* [AVAILABLE DATA]
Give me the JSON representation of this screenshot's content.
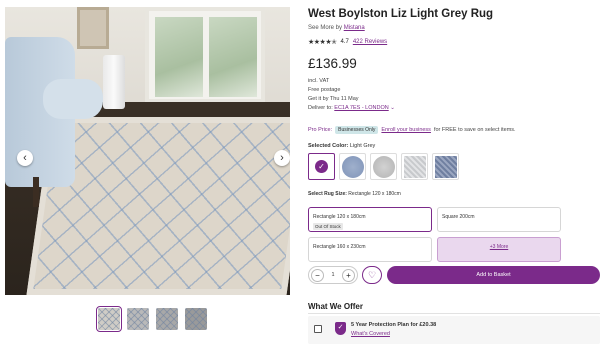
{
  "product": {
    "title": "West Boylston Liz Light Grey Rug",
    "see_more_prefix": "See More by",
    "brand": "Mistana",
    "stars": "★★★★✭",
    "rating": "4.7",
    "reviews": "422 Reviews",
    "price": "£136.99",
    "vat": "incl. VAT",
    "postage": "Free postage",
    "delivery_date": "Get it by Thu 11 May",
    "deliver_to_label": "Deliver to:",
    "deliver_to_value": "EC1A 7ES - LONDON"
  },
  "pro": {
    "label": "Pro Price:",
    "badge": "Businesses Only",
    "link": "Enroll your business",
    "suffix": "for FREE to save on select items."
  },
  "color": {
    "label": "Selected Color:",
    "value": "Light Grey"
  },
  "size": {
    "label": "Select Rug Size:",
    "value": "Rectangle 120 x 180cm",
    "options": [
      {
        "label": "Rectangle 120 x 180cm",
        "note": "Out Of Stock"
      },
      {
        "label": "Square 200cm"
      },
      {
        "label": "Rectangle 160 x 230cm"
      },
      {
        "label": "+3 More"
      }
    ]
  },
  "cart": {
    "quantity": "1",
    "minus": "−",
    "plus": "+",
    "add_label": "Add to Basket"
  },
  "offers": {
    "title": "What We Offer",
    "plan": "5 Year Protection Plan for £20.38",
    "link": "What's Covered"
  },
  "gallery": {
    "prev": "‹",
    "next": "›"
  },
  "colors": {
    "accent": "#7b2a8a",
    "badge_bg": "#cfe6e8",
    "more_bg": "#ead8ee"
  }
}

* [TASK PROMPT] Find "link". Copy every line it occurs in.

* [SOLVED PROBLEM]
    "link": "Enroll your business",
    "link": "What's Covered"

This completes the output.